-- REQUIRED WORK --
Without skipping anything, write out each record below exactly.
- - - - -
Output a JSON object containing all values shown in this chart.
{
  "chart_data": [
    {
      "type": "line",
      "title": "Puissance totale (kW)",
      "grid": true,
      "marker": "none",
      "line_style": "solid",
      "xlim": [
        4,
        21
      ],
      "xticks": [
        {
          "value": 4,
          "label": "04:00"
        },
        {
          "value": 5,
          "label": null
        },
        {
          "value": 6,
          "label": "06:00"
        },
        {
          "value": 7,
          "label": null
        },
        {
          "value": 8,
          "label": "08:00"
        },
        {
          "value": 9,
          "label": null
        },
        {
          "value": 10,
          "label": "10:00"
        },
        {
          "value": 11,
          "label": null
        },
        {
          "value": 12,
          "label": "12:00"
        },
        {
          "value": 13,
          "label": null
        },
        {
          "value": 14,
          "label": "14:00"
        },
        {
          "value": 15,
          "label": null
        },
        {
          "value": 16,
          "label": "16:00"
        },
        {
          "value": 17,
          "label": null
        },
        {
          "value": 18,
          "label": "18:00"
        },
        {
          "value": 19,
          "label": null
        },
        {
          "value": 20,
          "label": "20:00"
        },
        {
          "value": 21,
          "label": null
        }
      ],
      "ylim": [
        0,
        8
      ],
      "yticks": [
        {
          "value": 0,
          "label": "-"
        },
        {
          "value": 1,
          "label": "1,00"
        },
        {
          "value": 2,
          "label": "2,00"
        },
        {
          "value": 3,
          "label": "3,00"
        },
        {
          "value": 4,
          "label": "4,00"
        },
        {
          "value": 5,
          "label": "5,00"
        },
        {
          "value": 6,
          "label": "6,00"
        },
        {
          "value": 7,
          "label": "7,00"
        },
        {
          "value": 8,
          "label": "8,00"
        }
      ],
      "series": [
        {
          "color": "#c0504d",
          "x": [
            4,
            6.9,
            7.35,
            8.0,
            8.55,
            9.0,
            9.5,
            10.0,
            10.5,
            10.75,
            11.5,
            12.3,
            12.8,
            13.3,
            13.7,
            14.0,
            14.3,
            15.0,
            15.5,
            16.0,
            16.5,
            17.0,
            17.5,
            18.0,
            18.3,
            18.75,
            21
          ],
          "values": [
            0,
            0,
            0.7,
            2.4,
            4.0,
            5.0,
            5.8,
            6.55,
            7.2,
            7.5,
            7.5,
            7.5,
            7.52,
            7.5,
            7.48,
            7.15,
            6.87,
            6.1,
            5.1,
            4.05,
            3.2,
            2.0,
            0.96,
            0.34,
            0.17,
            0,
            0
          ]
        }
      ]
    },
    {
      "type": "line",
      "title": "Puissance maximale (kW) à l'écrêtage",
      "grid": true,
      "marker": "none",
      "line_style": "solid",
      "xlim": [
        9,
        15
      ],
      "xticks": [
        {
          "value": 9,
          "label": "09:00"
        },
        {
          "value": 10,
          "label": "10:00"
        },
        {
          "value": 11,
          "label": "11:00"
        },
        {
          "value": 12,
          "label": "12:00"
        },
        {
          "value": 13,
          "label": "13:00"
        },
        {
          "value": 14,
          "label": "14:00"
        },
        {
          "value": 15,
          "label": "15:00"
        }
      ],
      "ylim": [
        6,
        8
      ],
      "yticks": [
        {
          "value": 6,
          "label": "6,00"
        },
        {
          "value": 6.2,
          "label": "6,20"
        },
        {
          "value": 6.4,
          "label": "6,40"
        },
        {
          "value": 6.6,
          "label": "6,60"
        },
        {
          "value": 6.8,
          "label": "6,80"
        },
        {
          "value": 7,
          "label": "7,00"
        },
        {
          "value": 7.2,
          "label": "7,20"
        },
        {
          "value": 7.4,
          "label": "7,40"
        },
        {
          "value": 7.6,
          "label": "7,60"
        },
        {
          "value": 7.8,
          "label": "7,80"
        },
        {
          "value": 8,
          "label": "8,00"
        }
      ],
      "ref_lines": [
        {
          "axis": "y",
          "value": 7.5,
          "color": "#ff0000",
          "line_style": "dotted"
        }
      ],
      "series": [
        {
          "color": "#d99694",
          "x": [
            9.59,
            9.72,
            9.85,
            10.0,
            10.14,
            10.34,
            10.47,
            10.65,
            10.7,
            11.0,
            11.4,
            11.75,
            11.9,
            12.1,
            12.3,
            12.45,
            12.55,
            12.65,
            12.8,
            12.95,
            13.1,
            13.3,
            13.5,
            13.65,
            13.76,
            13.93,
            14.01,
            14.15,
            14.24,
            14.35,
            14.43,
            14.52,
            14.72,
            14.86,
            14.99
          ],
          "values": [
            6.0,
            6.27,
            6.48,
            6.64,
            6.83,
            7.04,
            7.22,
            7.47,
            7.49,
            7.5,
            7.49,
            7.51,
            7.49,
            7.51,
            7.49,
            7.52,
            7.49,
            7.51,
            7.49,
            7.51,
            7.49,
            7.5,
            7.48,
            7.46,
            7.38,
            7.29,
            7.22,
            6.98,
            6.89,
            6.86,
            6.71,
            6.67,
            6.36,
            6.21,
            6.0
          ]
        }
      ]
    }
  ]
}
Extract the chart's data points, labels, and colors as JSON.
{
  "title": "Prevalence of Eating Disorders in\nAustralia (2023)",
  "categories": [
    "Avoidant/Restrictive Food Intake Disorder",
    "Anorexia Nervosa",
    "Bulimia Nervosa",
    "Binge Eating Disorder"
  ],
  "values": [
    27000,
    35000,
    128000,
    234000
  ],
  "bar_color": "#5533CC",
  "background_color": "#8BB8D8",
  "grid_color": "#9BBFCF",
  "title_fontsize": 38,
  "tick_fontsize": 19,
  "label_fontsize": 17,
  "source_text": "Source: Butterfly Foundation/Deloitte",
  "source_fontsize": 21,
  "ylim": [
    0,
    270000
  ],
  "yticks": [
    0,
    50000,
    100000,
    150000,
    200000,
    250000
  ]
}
- - - - -
-- FINISHED TASK --
Output a JSON object containing all values shown in this chart.
{
  "chart_data": [
    {
      "type": "line",
      "title": "Puissance totale (kW)",
      "grid": true,
      "marker": "none",
      "line_style": "solid",
      "xlim": [
        4,
        21
      ],
      "xticks": [
        {
          "value": 4,
          "label": "04:00"
        },
        {
          "value": 5,
          "label": null
        },
        {
          "value": 6,
          "label": "06:00"
        },
        {
          "value": 7,
          "label": null
        },
        {
          "value": 8,
          "label": "08:00"
        },
        {
          "value": 9,
          "label": null
        },
        {
          "value": 10,
          "label": "10:00"
        },
        {
          "value": 11,
          "label": null
        },
        {
          "value": 12,
          "label": "12:00"
        },
        {
          "value": 13,
          "label": null
        },
        {
          "value": 14,
          "label": "14:00"
        },
        {
          "value": 15,
          "label": null
        },
        {
          "value": 16,
          "label": "16:00"
        },
        {
          "value": 17,
          "label": null
        },
        {
          "value": 18,
          "label": "18:00"
        },
        {
          "value": 19,
          "label": null
        },
        {
          "value": 20,
          "label": "20:00"
        },
        {
          "value": 21,
          "label": null
        }
      ],
      "ylim": [
        0,
        8
      ],
      "yticks": [
        {
          "value": 0,
          "label": "-"
        },
        {
          "value": 1,
          "label": "1,00"
        },
        {
          "value": 2,
          "label": "2,00"
        },
        {
          "value": 3,
          "label": "3,00"
        },
        {
          "value": 4,
          "label": "4,00"
        },
        {
          "value": 5,
          "label": "5,00"
        },
        {
          "value": 6,
          "label": "6,00"
        },
        {
          "value": 7,
          "label": "7,00"
        },
        {
          "value": 8,
          "label": "8,00"
        }
      ],
      "series": [
        {
          "color": "#c0504d",
          "x": [
            4,
            6.9,
            7.35,
            8.0,
            8.55,
            9.0,
            9.5,
            10.0,
            10.5,
            10.75,
            11.5,
            12.3,
            12.8,
            13.3,
            13.7,
            14.0,
            14.3,
            15.0,
            15.5,
            16.0,
            16.5,
            17.0,
            17.5,
            18.0,
            18.3,
            18.75,
            21
          ],
          "values": [
            0,
            0,
            0.7,
            2.4,
            4.0,
            5.0,
            5.8,
            6.55,
            7.2,
            7.5,
            7.5,
            7.5,
            7.52,
            7.5,
            7.48,
            7.15,
            6.87,
            6.1,
            5.1,
            4.05,
            3.2,
            2.0,
            0.96,
            0.34,
            0.17,
            0,
            0
          ]
        }
      ]
    },
    {
      "type": "line",
      "title": "Puissance maximale (kW) à l'écrêtage",
      "grid": true,
      "marker": "none",
      "line_style": "solid",
      "xlim": [
        9,
        15
      ],
      "xticks": [
        {
          "value": 9,
          "label": "09:00"
        },
        {
          "value": 10,
          "label": "10:00"
        },
        {
          "value": 11,
          "label": "11:00"
        },
        {
          "value": 12,
          "label": "12:00"
        },
        {
          "value": 13,
          "label": "13:00"
        },
        {
          "value": 14,
          "label": "14:00"
        },
        {
          "value": 15,
          "label": "15:00"
        }
      ],
      "ylim": [
        6,
        8
      ],
      "yticks": [
        {
          "value": 6,
          "label": "6,00"
        },
        {
          "value": 6.2,
          "label": "6,20"
        },
        {
          "value": 6.4,
          "label": "6,40"
        },
        {
          "value": 6.6,
          "label": "6,60"
        },
        {
          "value": 6.8,
          "label": "6,80"
        },
        {
          "value": 7,
          "label": "7,00"
        },
        {
          "value": 7.2,
          "label": "7,20"
        },
        {
          "value": 7.4,
          "label": "7,40"
        },
        {
          "value": 7.6,
          "label": "7,60"
        },
        {
          "value": 7.8,
          "label": "7,80"
        },
        {
          "value": 8,
          "label": "8,00"
        }
      ],
      "ref_lines": [
        {
          "axis": "y",
          "value": 7.5,
          "color": "#ff0000",
          "line_style": "dotted"
        }
      ],
      "series": [
        {
          "color": "#d99694",
          "x": [
            9.59,
            9.72,
            9.85,
            10.0,
            10.14,
            10.34,
            10.47,
            10.65,
            10.7,
            11.0,
            11.4,
            11.75,
            11.9,
            12.1,
            12.3,
            12.45,
            12.55,
            12.65,
            12.8,
            12.95,
            13.1,
            13.3,
            13.5,
            13.65,
            13.76,
            13.93,
            14.01,
            14.15,
            14.24,
            14.35,
            14.43,
            14.52,
            14.72,
            14.86,
            14.99
          ],
          "values": [
            6.0,
            6.27,
            6.48,
            6.64,
            6.83,
            7.04,
            7.22,
            7.47,
            7.49,
            7.5,
            7.49,
            7.51,
            7.49,
            7.51,
            7.49,
            7.52,
            7.49,
            7.51,
            7.49,
            7.51,
            7.49,
            7.5,
            7.48,
            7.46,
            7.38,
            7.29,
            7.22,
            6.98,
            6.89,
            6.86,
            6.71,
            6.67,
            6.36,
            6.21,
            6.0
          ]
        }
      ]
    }
  ]
}
Extract the chart's data points, labels, and colors as JSON.
{
  "title": "Prevalence of Eating Disorders in\nAustralia (2023)",
  "categories": [
    "Avoidant/Restrictive Food Intake Disorder",
    "Anorexia Nervosa",
    "Bulimia Nervosa",
    "Binge Eating Disorder"
  ],
  "values": [
    27000,
    35000,
    128000,
    234000
  ],
  "bar_color": "#5533CC",
  "background_color": "#8BB8D8",
  "grid_color": "#9BBFCF",
  "title_fontsize": 38,
  "tick_fontsize": 19,
  "label_fontsize": 17,
  "source_text": "Source: Butterfly Foundation/Deloitte",
  "source_fontsize": 21,
  "ylim": [
    0,
    270000
  ],
  "yticks": [
    0,
    50000,
    100000,
    150000,
    200000,
    250000
  ]
}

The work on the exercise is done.